## Task a
List every place named in the article about CSUN's 2024 graduates below.

CSUN Gave Its Newest Graduates the Tools to Achieve Their Dreams
Members of the graduating class of 2024 found a home at California State University, Northridge. It was a place that empowered them and gave them the tools to break cultural and generational barriers, and to fulfill dreams first imagined decades earlier.
More than 10,900 students are eligible to take part in CSUN commencement exercises this week. Each student has a personal story of hard work, perseverance and success.
Read few other stories over here.
Keyly Sandoval, B.S. in Family and Consumer Sciences, with a minor in Gender and Women’s Studies
Before she could read, Keyly Sandoval’s mother was encouraging her daughter to go to college. Her parents immigrated from Guatemala when her mother was pregnant with her to ensure better opportunities, especially educational opportunities, for their child.
“She’d say ‘I want you to be somebody,’” said Sandoval, 24, of Tarzana. “Every day, since I was in pre-K, she would tell me, ‘You are going to college.’”
The problem was, Sandoval wasn’t sure she was cut out for college. A high school counselor convinced her that she could succeed in college, so she applied. Her grades weren’t the best, but the counselor told her about CSUN’s Educational Opportunity Program (EOP) and the support it would offer students like her. She decided to give it a shot and was accepted.
“EOP gave me a chance,” she said. “They look at students who have potential but because of their community or life circumstances may not be able to reach that potential without a little bit of help. They create a community, a big family, that makes you feel supported and provides you with a mentor and people who you can trust and can relate to you. And I am forever grateful.”

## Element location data
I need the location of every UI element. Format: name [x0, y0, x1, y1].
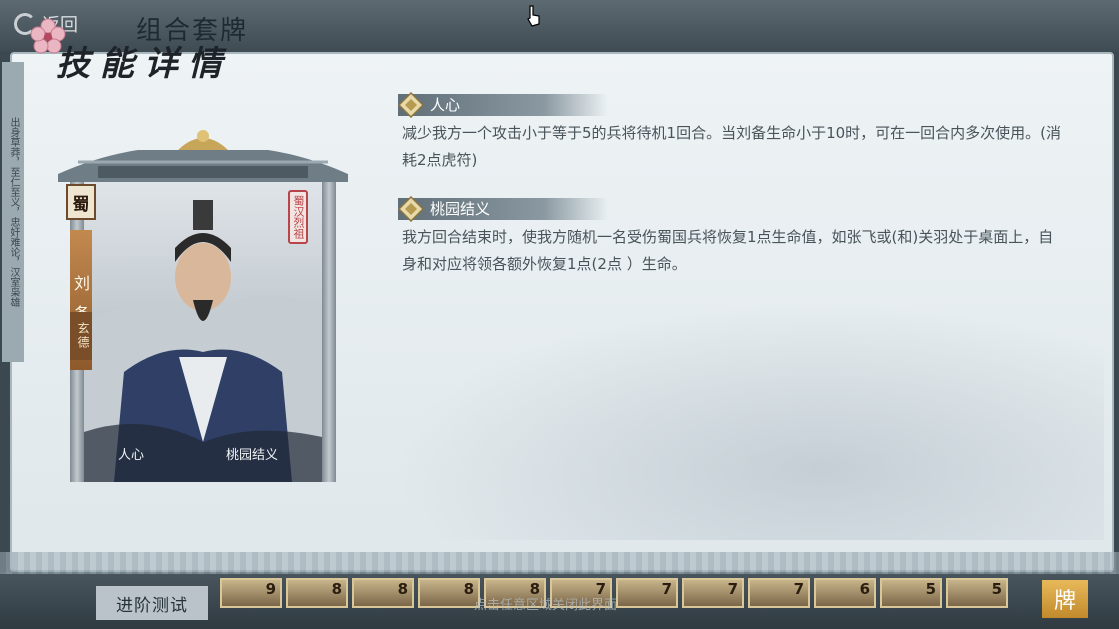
- mini-card[interactable]: 9: [220, 578, 282, 608]
- mini-card[interactable]: 8: [352, 578, 414, 608]
- pavilion-roof-icon: [58, 130, 348, 182]
- card-skill-2: 桃园结义: [226, 448, 279, 463]
- close-hint: 点击任意区域关闭此界面: [474, 598, 618, 613]
- skill-description: 减少我方一个攻击小于等于5的兵将待机1回合。当刘备生命小于10时，可在一回合内多…: [402, 124, 1062, 169]
- hero-side-banner: 出身草莽，至仁至义，忠奸难论，汉室枭雄: [2, 62, 24, 362]
- mini-card[interactable]: 7: [748, 578, 810, 608]
- hero-title-seal: 蜀汉烈祖: [288, 190, 308, 244]
- skill-title: 桃园结义: [398, 198, 608, 220]
- diamond-emblem-icon: [398, 92, 424, 118]
- deck-button[interactable]: 牌: [1042, 580, 1088, 618]
- mini-card[interactable]: 8: [418, 578, 480, 608]
- right-pillar: [322, 182, 336, 482]
- advanced-test-button[interactable]: 进阶测试: [96, 586, 208, 620]
- card-skill-1: 人心: [118, 448, 145, 463]
- skill-detail-heading: 技能详情: [22, 12, 242, 96]
- mini-card[interactable]: 6: [814, 578, 876, 608]
- heading-title: 技能详情: [56, 44, 232, 84]
- faction-tag: 蜀: [66, 184, 96, 220]
- hero-portrait-card: 蜀 刘备 玄德 蜀汉烈祖: [58, 122, 348, 482]
- ink-landscape-background: [392, 300, 1104, 540]
- hero-portrait-image: [84, 182, 322, 482]
- mini-card[interactable]: 7: [682, 578, 744, 608]
- mini-card[interactable]: 7: [616, 578, 678, 608]
- hero-courtesy-name: 玄德: [70, 312, 92, 360]
- skill-description: 我方回合结束时，使我方随机一名受伤蜀国兵将恢复1点生命值，如张飞或(和)关羽处于…: [402, 228, 1054, 273]
- panel-frame-bottom: [0, 552, 1119, 574]
- diamond-emblem-icon: [398, 196, 424, 222]
- mini-card[interactable]: 8: [286, 578, 348, 608]
- hand-cursor-icon: [527, 5, 540, 27]
- hero-figure-icon: [84, 200, 322, 482]
- mini-card[interactable]: 5: [880, 578, 942, 608]
- skill-title: 人心: [398, 94, 608, 116]
- mini-card[interactable]: 5: [946, 578, 1008, 608]
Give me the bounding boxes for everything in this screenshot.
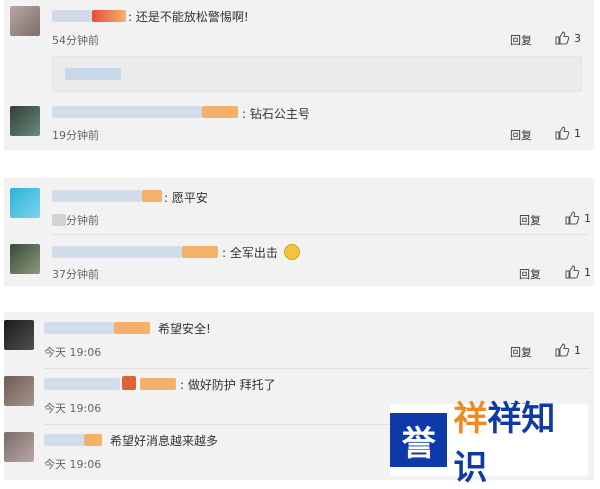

## Task b
Output the rows from the line with "- mini-card[interactable]: 9: [220, 578, 282, 608]" to the line with "- mini-card[interactable]: 7: [748, 578, 810, 608]" as a numbered list.

## Reply a
- California State University, Northridge (CSUN)
- Tarzana
- Guatemala

## Reply b
1. - mini-card[interactable]: 9: [220, 578, 282, 608]
2. - mini-card[interactable]: 8: [352, 578, 414, 608]
3. - pavilion-roof-icon: [58, 130, 348, 182]
4. - card-skill-2: 桃园结义: [226, 448, 279, 463]
5. - close-hint: 点击任意区域关闭此界面: [474, 598, 618, 613]
6. - skill-description: 减少我方一个攻击小于等于5的兵将待机1回合。当刘备生命小于10时，可在一回合内多…: [402, 124, 1062, 169]
7. - hero-side-banner: 出身草莽，至仁至义，忠奸难论，汉室枭雄: [2, 62, 24, 362]
8. - mini-card[interactable]: 7: [748, 578, 810, 608]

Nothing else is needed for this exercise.